Only lines with the word "SELF" are needed; collect each of them from the listing below.
====== Material ======
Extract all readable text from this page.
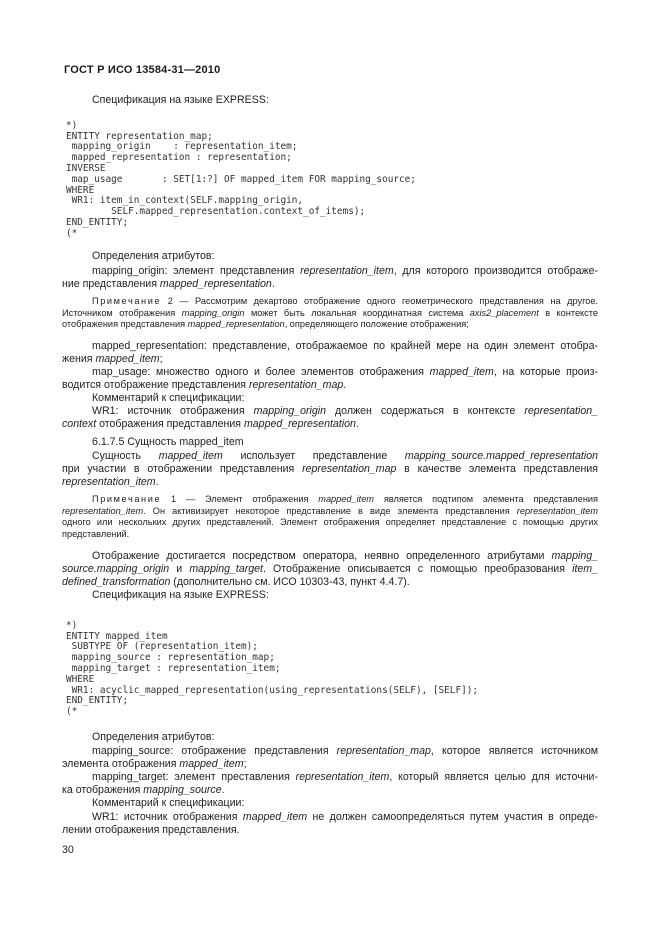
ГОСТ Р ИСО 13584-31—2010
Спецификация на языке EXPRESS:

*)
ENTITY representation_map;
mapping_origin    : representation_item;
mapped_representation : representation;
INVERSE
map_usage       : SET[1:?] OF mapped_item FOR mapping_source;
WHERE
WR1: item_in_context(SELF.mapping_origin,
SELF.mapped_representation.context_of_items);
END_ENTITY;
(*

Определения атрибутов:
mapping_origin: элемент представления representation_item, для которого производится отображе-
ние представления mapped_representation.
Примечание 2 — Рассмотрим декартово отображение одного геометрического представления на другое.
Источником отображения mapping_origin может быть локальная координатная система axis2_placement в контексте
отображения представления mapped_representation, определяющего положение отображения;
mapped_representation: представление, отображаемое по крайней мере на один элемент отобра-
жения mapped_item;
map_usage: множество одного и более элементов отображения mapped_item, на которые произ-
водится отображение представления representation_map.
Комментарий к спецификации:
WR1: источник отображения mapping_origin должен содержаться в контексте representation_
context отображения представления mapped_representation.
6.1.7.5 Сущность mapped_item
Сущность mapped_item использует представление mapping_source.mapped_representation
при участии в отображении представления representation_map в качестве элемента представления
representation_item.
Примечание 1 — Элемент отображения mapped_item является подтипом элемента представления
representation_item. Он активизирует некоторое представление в виде элемента представления representation_item
одного или нескольких других представлений. Элемент отображения определяет представление с помощью других
представлений.
Отображение достигается посредством оператора, неявно определенного атрибутами mapping_
source.mapping_origin и mapping_target. Отображение описывается с помощью преобразования item_
defined_transformation (дополнительно см. ИСО 10303-43, пункт 4.4.7).
Спецификация на языке EXPRESS:

*)
ENTITY mapped_item
SUBTYPE OF (representation_item);
mapping_source : representation_map;
mapping_target : representation_item;
WHERE
WR1: acyclic_mapped_representation(using_representations(SELF), [SELF]);
END_ENTITY;
(*

Определения атрибутов:
mapping_source: отображение представления representation_map, которое является источником
элемента отображения mapped_item;
mapping_target: элемент преставления representation_item, который является целью для источни-
ка отображения mapping_source.
Комментарий к спецификации:
WR1: источник отображения mapped_item не должен самоопределяться путем участия в опреде-
лении отображения представления.
30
======
**Solution**
WR1: item_in_context(SELF.mapping_origin,
SELF.mapped_representation.context_of_items);
WR1: acyclic_mapped_representation(using_representations(SELF), [SELF]);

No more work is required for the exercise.